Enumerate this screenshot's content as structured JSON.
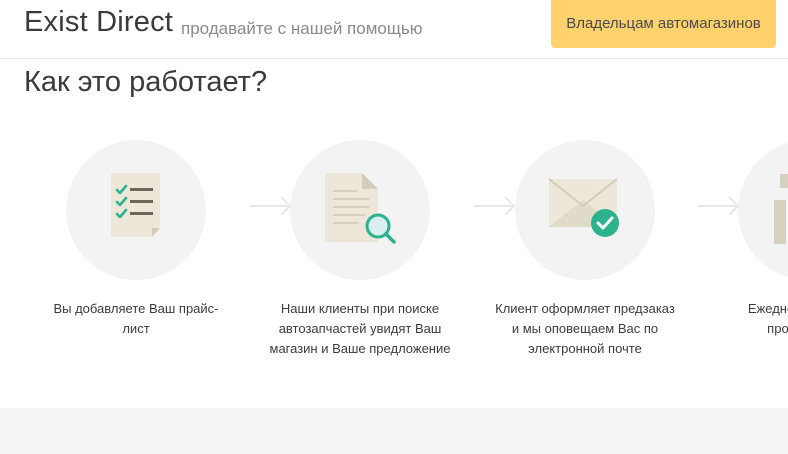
{
  "header": {
    "brand": "Exist Direct",
    "tagline": "продавайте с нашей помощью",
    "owners_button": "Владельцам автомагазинов"
  },
  "section": {
    "title": "Как это работает?"
  },
  "steps": [
    {
      "text": "Вы добавляете Ваш прайс-лист",
      "icon": "checklist-document-icon"
    },
    {
      "text": "Наши клиенты при поиске автозапчастей увидят Ваш магазин и Ваше предложение",
      "icon": "document-search-icon"
    },
    {
      "text": "Клиент оформляет предзаказ и мы оповещаем Вас по электронной почте",
      "icon": "envelope-check-icon"
    },
    {
      "text": "Ежедне... отправл... просмотрах...",
      "icon": "chart-icon"
    }
  ],
  "colors": {
    "accent_yellow": "#ffd26e",
    "check_green": "#2cb28d",
    "paper": "#ece7d8",
    "circle_bg": "#f3f3f3"
  }
}
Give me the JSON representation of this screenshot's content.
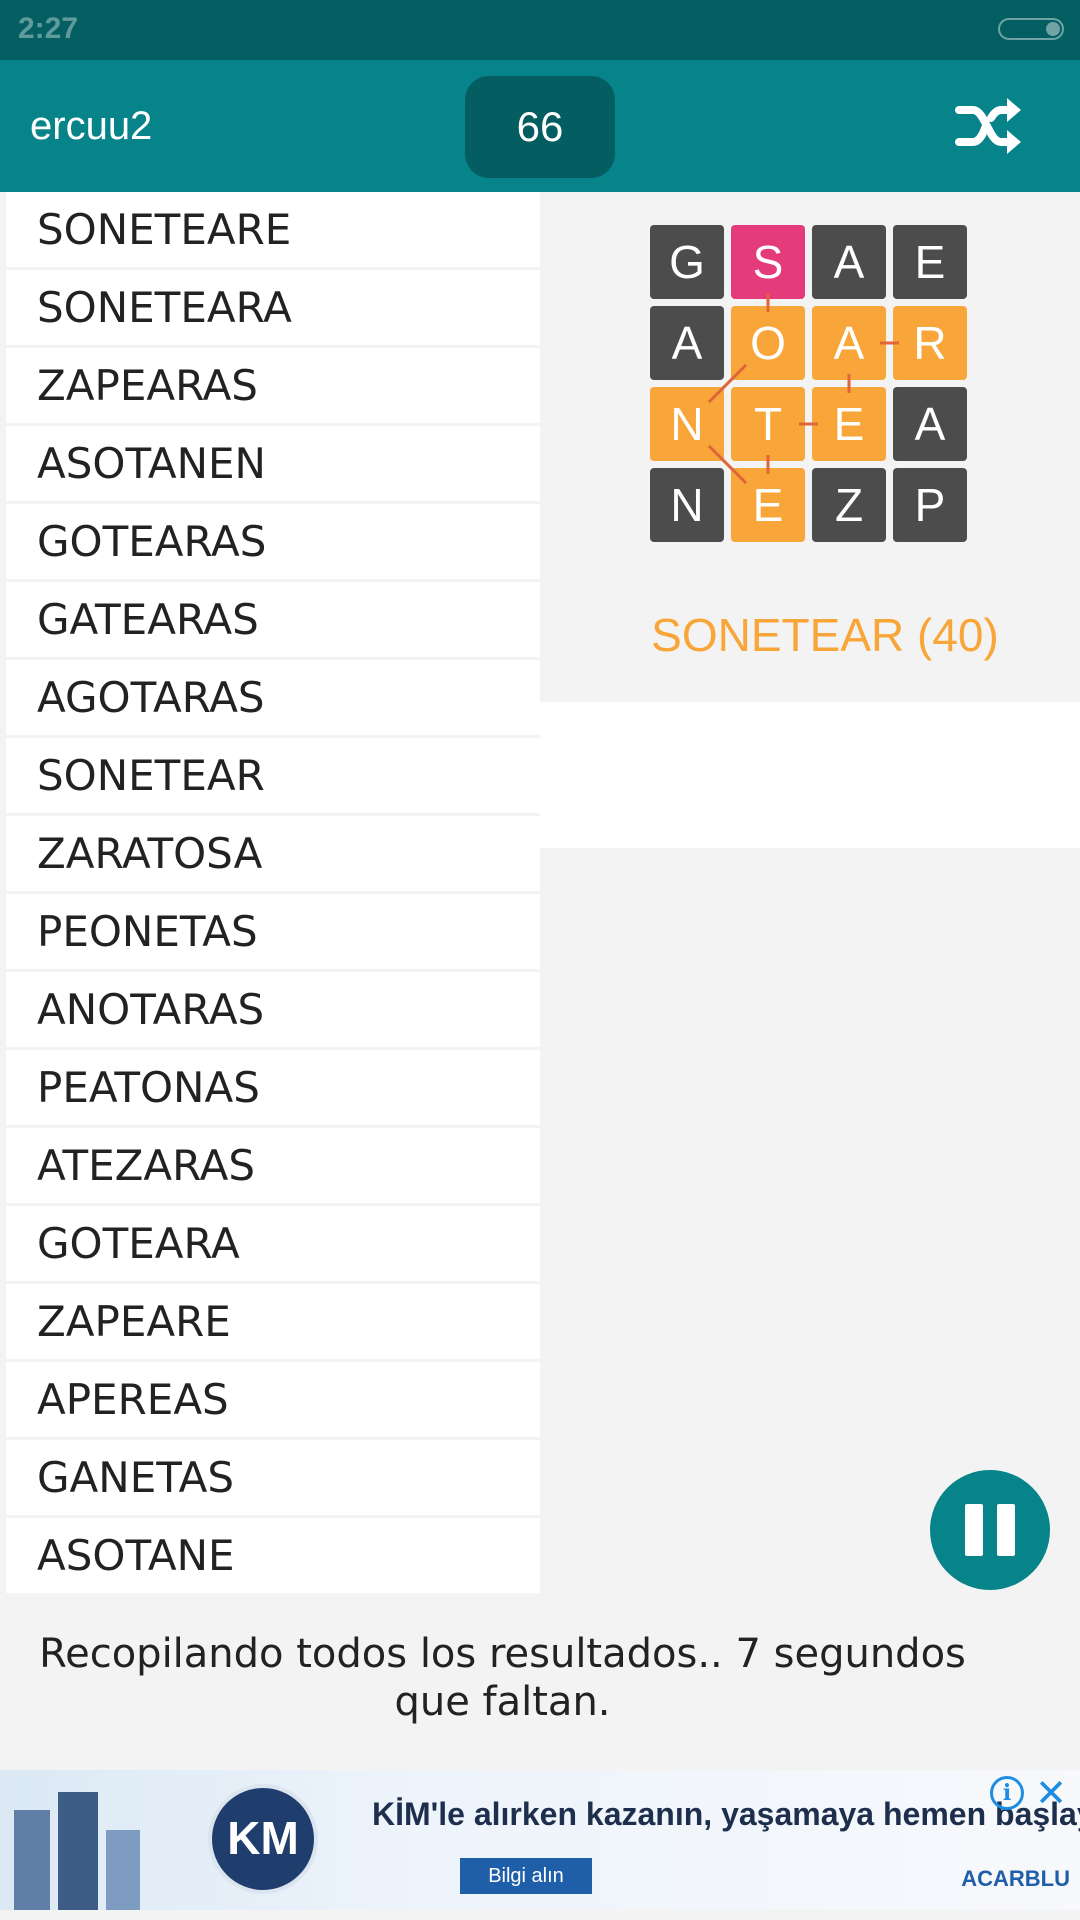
{
  "status_bar": {
    "time": "2:27"
  },
  "app_bar": {
    "username": "ercuu2",
    "score": "66",
    "shuffle_icon": "shuffle-icon"
  },
  "words": [
    "SONETEARE",
    "SONETEARA",
    "ZAPEARAS",
    "ASOTANEN",
    "GOTEARAS",
    "GATEARAS",
    "AGOTARAS",
    "SONETEAR",
    "ZARATOSA",
    "PEONETAS",
    "ANOTARAS",
    "PEATONAS",
    "ATEZARAS",
    "GOTEARA",
    "ZAPEARE",
    "APEREAS",
    "GANETAS",
    "ASOTANE"
  ],
  "board": {
    "rows": [
      [
        "G",
        "S",
        "A",
        "E"
      ],
      [
        "A",
        "O",
        "A",
        "R"
      ],
      [
        "N",
        "T",
        "E",
        "A"
      ],
      [
        "N",
        "E",
        "Z",
        "P"
      ]
    ],
    "highlight": [
      [
        "dark",
        "pink",
        "dark",
        "dark"
      ],
      [
        "dark",
        "orange",
        "orange",
        "orange"
      ],
      [
        "orange",
        "orange",
        "orange",
        "dark"
      ],
      [
        "dark",
        "orange",
        "dark",
        "dark"
      ]
    ],
    "colors": {
      "dark": "#4c4c4c",
      "orange": "#f8a63a",
      "pink": "#e43c7b"
    }
  },
  "current_word": "SONETEAR (40)",
  "status_message": "Recopilando todos los resultados.. 7 segundos que faltan.",
  "ad": {
    "logo": "KM",
    "headline": "KİM'le alırken kazanın, yaşamaya hemen başlayın",
    "cta": "Bilgi alın",
    "brand": "ACARBLU"
  }
}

● ● ● ● ●

*What the task requires:*
Print all entries exactly. The images do not belong in the copy.

*Response to this task:*
Enumerate this screenshot's content as structured JSON.
{
  "header": {
    "brand": "Exist Direct",
    "tagline": "продавайте с нашей помощью",
    "owners_button": "Владельцам автомагазинов"
  },
  "section": {
    "title": "Как это работает?"
  },
  "steps": [
    {
      "text": "Вы добавляете Ваш прайс-лист",
      "icon": "checklist-document-icon"
    },
    {
      "text": "Наши клиенты при поиске автозапчастей увидят Ваш магазин и Ваше предложение",
      "icon": "document-search-icon"
    },
    {
      "text": "Клиент оформляет предзаказ и мы оповещаем Вас по электронной почте",
      "icon": "envelope-check-icon"
    },
    {
      "text": "Ежедне... отправл... просмотрах...",
      "icon": "chart-icon"
    }
  ],
  "colors": {
    "accent_yellow": "#ffd26e",
    "check_green": "#2cb28d",
    "paper": "#ece7d8",
    "circle_bg": "#f3f3f3"
  }
}
Give me the JSON representation of this screenshot's content.
{
  "status_bar": {
    "time": "2:27"
  },
  "app_bar": {
    "username": "ercuu2",
    "score": "66",
    "shuffle_icon": "shuffle-icon"
  },
  "words": [
    "SONETEARE",
    "SONETEARA",
    "ZAPEARAS",
    "ASOTANEN",
    "GOTEARAS",
    "GATEARAS",
    "AGOTARAS",
    "SONETEAR",
    "ZARATOSA",
    "PEONETAS",
    "ANOTARAS",
    "PEATONAS",
    "ATEZARAS",
    "GOTEARA",
    "ZAPEARE",
    "APEREAS",
    "GANETAS",
    "ASOTANE"
  ],
  "board": {
    "rows": [
      [
        "G",
        "S",
        "A",
        "E"
      ],
      [
        "A",
        "O",
        "A",
        "R"
      ],
      [
        "N",
        "T",
        "E",
        "A"
      ],
      [
        "N",
        "E",
        "Z",
        "P"
      ]
    ],
    "highlight": [
      [
        "dark",
        "pink",
        "dark",
        "dark"
      ],
      [
        "dark",
        "orange",
        "orange",
        "orange"
      ],
      [
        "orange",
        "orange",
        "orange",
        "dark"
      ],
      [
        "dark",
        "orange",
        "dark",
        "dark"
      ]
    ],
    "colors": {
      "dark": "#4c4c4c",
      "orange": "#f8a63a",
      "pink": "#e43c7b"
    }
  },
  "current_word": "SONETEAR (40)",
  "status_message": "Recopilando todos los resultados.. 7 segundos que faltan.",
  "ad": {
    "logo": "KM",
    "headline": "KİM'le alırken kazanın, yaşamaya hemen başlayın",
    "cta": "Bilgi alın",
    "brand": "ACARBLU"
  }
}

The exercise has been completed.